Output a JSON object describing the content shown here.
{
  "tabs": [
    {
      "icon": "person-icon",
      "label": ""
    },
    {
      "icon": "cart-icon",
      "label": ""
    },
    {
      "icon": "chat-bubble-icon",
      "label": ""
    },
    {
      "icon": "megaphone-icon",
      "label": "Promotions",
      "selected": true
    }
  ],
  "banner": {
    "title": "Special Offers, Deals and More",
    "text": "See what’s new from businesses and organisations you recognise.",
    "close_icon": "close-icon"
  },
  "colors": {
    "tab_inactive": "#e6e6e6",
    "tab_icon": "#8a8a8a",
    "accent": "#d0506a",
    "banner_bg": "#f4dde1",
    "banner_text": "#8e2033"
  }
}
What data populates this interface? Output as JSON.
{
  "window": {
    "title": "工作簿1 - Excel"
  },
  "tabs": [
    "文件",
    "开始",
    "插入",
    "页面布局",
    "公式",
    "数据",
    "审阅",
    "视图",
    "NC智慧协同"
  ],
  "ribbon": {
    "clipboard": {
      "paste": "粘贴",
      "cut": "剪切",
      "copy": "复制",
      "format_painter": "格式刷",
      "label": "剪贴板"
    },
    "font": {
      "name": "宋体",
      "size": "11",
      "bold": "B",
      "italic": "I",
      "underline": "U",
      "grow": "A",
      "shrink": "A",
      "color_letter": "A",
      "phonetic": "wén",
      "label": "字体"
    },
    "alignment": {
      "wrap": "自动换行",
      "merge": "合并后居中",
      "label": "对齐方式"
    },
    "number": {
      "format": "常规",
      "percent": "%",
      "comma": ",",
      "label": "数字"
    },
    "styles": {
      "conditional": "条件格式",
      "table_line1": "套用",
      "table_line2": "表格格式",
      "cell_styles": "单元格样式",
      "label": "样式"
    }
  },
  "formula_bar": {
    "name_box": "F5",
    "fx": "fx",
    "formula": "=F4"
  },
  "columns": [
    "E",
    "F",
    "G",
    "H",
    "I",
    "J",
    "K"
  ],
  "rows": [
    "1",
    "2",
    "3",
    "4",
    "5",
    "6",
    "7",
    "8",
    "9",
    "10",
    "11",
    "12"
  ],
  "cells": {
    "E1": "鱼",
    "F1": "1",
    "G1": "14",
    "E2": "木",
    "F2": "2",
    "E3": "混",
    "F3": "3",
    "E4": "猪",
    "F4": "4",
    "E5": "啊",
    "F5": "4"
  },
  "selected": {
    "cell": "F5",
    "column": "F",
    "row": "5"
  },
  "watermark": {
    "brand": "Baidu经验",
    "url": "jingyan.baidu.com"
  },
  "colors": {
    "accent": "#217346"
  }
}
────
=== Stated problem ===
Write out the entries above once more, without altering anything.

=== Expected answer ===
Output a JSON object describing the content shown here.
{
  "tabs": [
    {
      "icon": "person-icon",
      "label": ""
    },
    {
      "icon": "cart-icon",
      "label": ""
    },
    {
      "icon": "chat-bubble-icon",
      "label": ""
    },
    {
      "icon": "megaphone-icon",
      "label": "Promotions",
      "selected": true
    }
  ],
  "banner": {
    "title": "Special Offers, Deals and More",
    "text": "See what’s new from businesses and organisations you recognise.",
    "close_icon": "close-icon"
  },
  "colors": {
    "tab_inactive": "#e6e6e6",
    "tab_icon": "#8a8a8a",
    "accent": "#d0506a",
    "banner_bg": "#f4dde1",
    "banner_text": "#8e2033"
  }
}
What data populates this interface? Output as JSON.
{
  "window": {
    "title": "工作簿1 - Excel"
  },
  "tabs": [
    "文件",
    "开始",
    "插入",
    "页面布局",
    "公式",
    "数据",
    "审阅",
    "视图",
    "NC智慧协同"
  ],
  "ribbon": {
    "clipboard": {
      "paste": "粘贴",
      "cut": "剪切",
      "copy": "复制",
      "format_painter": "格式刷",
      "label": "剪贴板"
    },
    "font": {
      "name": "宋体",
      "size": "11",
      "bold": "B",
      "italic": "I",
      "underline": "U",
      "grow": "A",
      "shrink": "A",
      "color_letter": "A",
      "phonetic": "wén",
      "label": "字体"
    },
    "alignment": {
      "wrap": "自动换行",
      "merge": "合并后居中",
      "label": "对齐方式"
    },
    "number": {
      "format": "常规",
      "percent": "%",
      "comma": ",",
      "label": "数字"
    },
    "styles": {
      "conditional": "条件格式",
      "table_line1": "套用",
      "table_line2": "表格格式",
      "cell_styles": "单元格样式",
      "label": "样式"
    }
  },
  "formula_bar": {
    "name_box": "F5",
    "fx": "fx",
    "formula": "=F4"
  },
  "columns": [
    "E",
    "F",
    "G",
    "H",
    "I",
    "J",
    "K"
  ],
  "rows": [
    "1",
    "2",
    "3",
    "4",
    "5",
    "6",
    "7",
    "8",
    "9",
    "10",
    "11",
    "12"
  ],
  "cells": {
    "E1": "鱼",
    "F1": "1",
    "G1": "14",
    "E2": "木",
    "F2": "2",
    "E3": "混",
    "F3": "3",
    "E4": "猪",
    "F4": "4",
    "E5": "啊",
    "F5": "4"
  },
  "selected": {
    "cell": "F5",
    "column": "F",
    "row": "5"
  },
  "watermark": {
    "brand": "Baidu经验",
    "url": "jingyan.baidu.com"
  },
  "colors": {
    "accent": "#217346"
  }
}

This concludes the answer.